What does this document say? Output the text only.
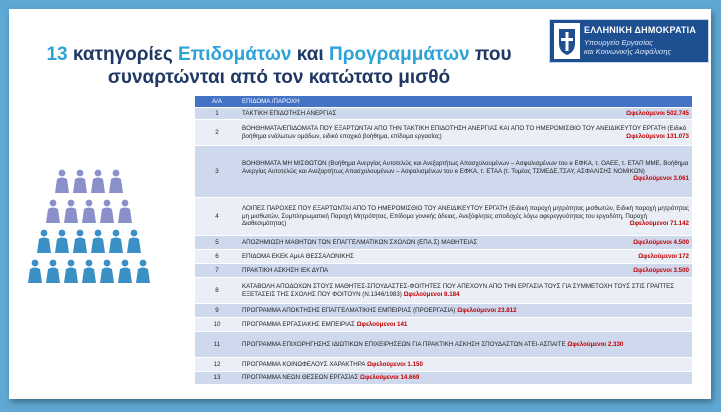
13 κατηγορίες Επιδομάτων και Προγραμμάτων που
συναρτώνται από τον κατώτατο μισθό
ΕΛΛΗΝΙΚΗ ΔΗΜΟΚΡΑΤΙΑ
Υπουργείο Εργασίας
και Κοινωνικής Ασφάλισης
Α/Α	ΕΠΙΔΟΜΑ /ΠΑΡΟΧΗ
1	ΤΑΚΤΙΚΗ ΕΠΙΔΟΤΗΣΗ ΑΝΕΡΓΙΑΣ Ωφελούμενοι 502.745

2	ΒΟΗΘΗΜΑΤΑ/ΕΠΙΔΟΜΑΤΑ ΠΟΥ ΕΞΑΡΤΩΝΤΑΙ ΑΠΟ ΤΗΝ ΤΑΚΤΙΚΗ ΕΠΙΔΟΤΗΣΗ ΑΝΕΡΓΙΑΣ ΚΑΙ ΑΠΟ ΤΟ ΗΜΕΡΟΜΙΣΘΙΟ ΤΟΥ ΑΝΕΙΔΙΚΕΥΤΟΥ ΕΡΓΑΤΗ (Ειδικό βοήθημα ενάλωτων ομάδων, ειδικό εποχικό βοήθημα, επίδομα εργασίας) Ωφελούμενοι 131.073

3	ΒΟΗΘΗΜΑΤΑ ΜΗ ΜΙΣΘΩΤΩΝ (Βοήθημα Ανεργίας Αυτοτελώς και Ανεξαρτήτως Απασχολουμένων – Ασφαλισμένων του e ΕΦΚΑ, τ. ΟΑΕΕ, τ. ΕΤΑΠ ΜΜΕ, Βοήθημα Ανεργίας Αυτοτελώς και Ανεξαρτήτως Απασχολουμένων – Ασφαλισμένων του e ΕΦΚΑ, τ. ΕΤΑΑ (τ. Τομέας ΤΣΜΕΔΕ,ΤΣΑΥ, ΑΣΦΑΛΙΣΗΣ ΝΟΜΙΚΩΝ)

Ωφελούμενοι 3.061

4	ΛΟΙΠΕΣ ΠΑΡΟΧΕΣ ΠΟΥ ΕΞΑΡΤΩΝΤΑΙ ΑΠΟ ΤΟ ΗΜΕΡΟΜΙΣΘΙΟ ΤΟΥ ΑΝΕΙΔΙΚΕΥΤΟΥ ΕΡΓΑΤΗ (Ειδική παροχή μητρότητας μισθωτών, Ειδική παροχή μητρότητας μη μισθωτών, Συμπληρωματική Παροχή Μητρότητας, Επίδομα γονικής άδειας, Ανεξόφλητες αποδοχές λόγω αφερεγγυότητας του εργοδότη, Παροχή Διαθεσιμότητας) Ωφελούμενοι 71.142

5	ΑΠΟΖΗΜΙΩΣΗ ΜΑΘΗΤΩΝ ΤΩΝ ΕΠΑΓΓΕΛΜΑΤΙΚΩΝ ΣΧΟΛΩΝ (ΕΠΑ.Σ) ΜΑΘΗΤΕΙΑΣ Ωφελούμενοι 4.500

6	ΕΠΙΔΟΜΑ ΕΚΕΚ ΑμεΑ ΘΕΣΣΑΛΟΝΙΚΗΣ Ωφελούμενοι 172

7	ΠΡΑΚΤΙΚΗ ΑΣΚΗΣΗ ΙΕΚ ΔΥΠΑ Ωφελούμενοι 3.500

8	ΚΑΤΑΒΟΛΗ ΑΠΟΔΟΧΩΝ ΣΤΟΥΣ ΜΑΘΗΤΕΣ-ΣΠΟΥΔΑΣΤΕΣ-ΦΟΙΤΗΤΕΣ ΠΟΥ ΑΠΕΧΟΥΝ ΑΠΟ ΤΗΝ ΕΡΓΑΣΙΑ ΤΟΥΣ ΓΙΑ ΣΥΜΜΕΤΟΧΗ ΤΟΥΣ ΣΤΙΣ ΓΡΑΠΤΕΣ ΕΞΕΤΑΣΕΙΣ ΤΗΣ ΣΧΟΛΗΣ ΠΟΥ ΦΟΙΤΟΥΝ (Ν.1346/1983) Ωφελούμενοι 8.184
9	ΠΡΟΓΡΑΜΜΑ ΑΠΟΚΤΗΣΗΣ ΕΠΑΓΓΕΛΜΑΤΙΚΗΣ ΕΜΠΕΙΡΙΑΣ (ΠΡΟΕΡΓΑΣΙΑ) Ωφελούμενοι 23.812
10	ΠΡΟΓΡΑΜΜΑ ΕΡΓΑΣΙΑΚΗΣ ΕΜΠΕΙΡΙΑΣ Ωφελούμενοι 141
11	ΠΡΟΓΡΑΜΜΑ ΕΠΙΧΟΡΗΓΗΣΗΣ ΙΔΙΩΤΙΚΩΝ ΕΠΙΧΕΙΡΗΣΕΩΝ ΓΙΑ ΠΡΑΚΤΙΚΗ ΑΣΚΗΣΗ ΣΠΟΥΔΑΣΤΩΝ ΑΤΕΙ-ΑΣΠΑΙΤΕ Ωφελούμενοι 2.330
12	ΠΡΟΓΡΑΜΜΑ ΚΟΙΝΩΦΕΛΟΥΣ ΧΑΡΑΚΤΗΡΑ Ωφελούμενοι 1.150
13	ΠΡΟΓΡΑΜΜΑ ΝΕΩΝ ΘΕΣΕΩΝ ΕΡΓΑΣΙΑΣ Ωφελούμενοι 14.669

________________________________________

__Task to carry out__: Extract the entries in full, exactly as they are, minus the pictures.

__Answer in full__:
What does this document say? Output the text only.
13 κατηγορίες Επιδομάτων και Προγραμμάτων που
συναρτώνται από τον κατώτατο μισθό
ΕΛΛΗΝΙΚΗ ΔΗΜΟΚΡΑΤΙΑ
Υπουργείο Εργασίας
και Κοινωνικής Ασφάλισης
Α/Α	ΕΠΙΔΟΜΑ /ΠΑΡΟΧΗ
1	ΤΑΚΤΙΚΗ ΕΠΙΔΟΤΗΣΗ ΑΝΕΡΓΙΑΣ Ωφελούμενοι 502.745

2	ΒΟΗΘΗΜΑΤΑ/ΕΠΙΔΟΜΑΤΑ ΠΟΥ ΕΞΑΡΤΩΝΤΑΙ ΑΠΟ ΤΗΝ ΤΑΚΤΙΚΗ ΕΠΙΔΟΤΗΣΗ ΑΝΕΡΓΙΑΣ ΚΑΙ ΑΠΟ ΤΟ ΗΜΕΡΟΜΙΣΘΙΟ ΤΟΥ ΑΝΕΙΔΙΚΕΥΤΟΥ ΕΡΓΑΤΗ (Ειδικό βοήθημα ενάλωτων ομάδων, ειδικό εποχικό βοήθημα, επίδομα εργασίας) Ωφελούμενοι 131.073

3	ΒΟΗΘΗΜΑΤΑ ΜΗ ΜΙΣΘΩΤΩΝ (Βοήθημα Ανεργίας Αυτοτελώς και Ανεξαρτήτως Απασχολουμένων – Ασφαλισμένων του e ΕΦΚΑ, τ. ΟΑΕΕ, τ. ΕΤΑΠ ΜΜΕ, Βοήθημα Ανεργίας Αυτοτελώς και Ανεξαρτήτως Απασχολουμένων – Ασφαλισμένων του e ΕΦΚΑ, τ. ΕΤΑΑ (τ. Τομέας ΤΣΜΕΔΕ,ΤΣΑΥ, ΑΣΦΑΛΙΣΗΣ ΝΟΜΙΚΩΝ)

Ωφελούμενοι 3.061

4	ΛΟΙΠΕΣ ΠΑΡΟΧΕΣ ΠΟΥ ΕΞΑΡΤΩΝΤΑΙ ΑΠΟ ΤΟ ΗΜΕΡΟΜΙΣΘΙΟ ΤΟΥ ΑΝΕΙΔΙΚΕΥΤΟΥ ΕΡΓΑΤΗ (Ειδική παροχή μητρότητας μισθωτών, Ειδική παροχή μητρότητας μη μισθωτών, Συμπληρωματική Παροχή Μητρότητας, Επίδομα γονικής άδειας, Ανεξόφλητες αποδοχές λόγω αφερεγγυότητας του εργοδότη, Παροχή Διαθεσιμότητας) Ωφελούμενοι 71.142

5	ΑΠΟΖΗΜΙΩΣΗ ΜΑΘΗΤΩΝ ΤΩΝ ΕΠΑΓΓΕΛΜΑΤΙΚΩΝ ΣΧΟΛΩΝ (ΕΠΑ.Σ) ΜΑΘΗΤΕΙΑΣ Ωφελούμενοι 4.500

6	ΕΠΙΔΟΜΑ ΕΚΕΚ ΑμεΑ ΘΕΣΣΑΛΟΝΙΚΗΣ Ωφελούμενοι 172

7	ΠΡΑΚΤΙΚΗ ΑΣΚΗΣΗ ΙΕΚ ΔΥΠΑ Ωφελούμενοι 3.500

8	ΚΑΤΑΒΟΛΗ ΑΠΟΔΟΧΩΝ ΣΤΟΥΣ ΜΑΘΗΤΕΣ-ΣΠΟΥΔΑΣΤΕΣ-ΦΟΙΤΗΤΕΣ ΠΟΥ ΑΠΕΧΟΥΝ ΑΠΟ ΤΗΝ ΕΡΓΑΣΙΑ ΤΟΥΣ ΓΙΑ ΣΥΜΜΕΤΟΧΗ ΤΟΥΣ ΣΤΙΣ ΓΡΑΠΤΕΣ ΕΞΕΤΑΣΕΙΣ ΤΗΣ ΣΧΟΛΗΣ ΠΟΥ ΦΟΙΤΟΥΝ (Ν.1346/1983) Ωφελούμενοι 8.184
9	ΠΡΟΓΡΑΜΜΑ ΑΠΟΚΤΗΣΗΣ ΕΠΑΓΓΕΛΜΑΤΙΚΗΣ ΕΜΠΕΙΡΙΑΣ (ΠΡΟΕΡΓΑΣΙΑ) Ωφελούμενοι 23.812
10	ΠΡΟΓΡΑΜΜΑ ΕΡΓΑΣΙΑΚΗΣ ΕΜΠΕΙΡΙΑΣ Ωφελούμενοι 141
11	ΠΡΟΓΡΑΜΜΑ ΕΠΙΧΟΡΗΓΗΣΗΣ ΙΔΙΩΤΙΚΩΝ ΕΠΙΧΕΙΡΗΣΕΩΝ ΓΙΑ ΠΡΑΚΤΙΚΗ ΑΣΚΗΣΗ ΣΠΟΥΔΑΣΤΩΝ ΑΤΕΙ-ΑΣΠΑΙΤΕ Ωφελούμενοι 2.330
12	ΠΡΟΓΡΑΜΜΑ ΚΟΙΝΩΦΕΛΟΥΣ ΧΑΡΑΚΤΗΡΑ Ωφελούμενοι 1.150
13	ΠΡΟΓΡΑΜΜΑ ΝΕΩΝ ΘΕΣΕΩΝ ΕΡΓΑΣΙΑΣ Ωφελούμενοι 14.669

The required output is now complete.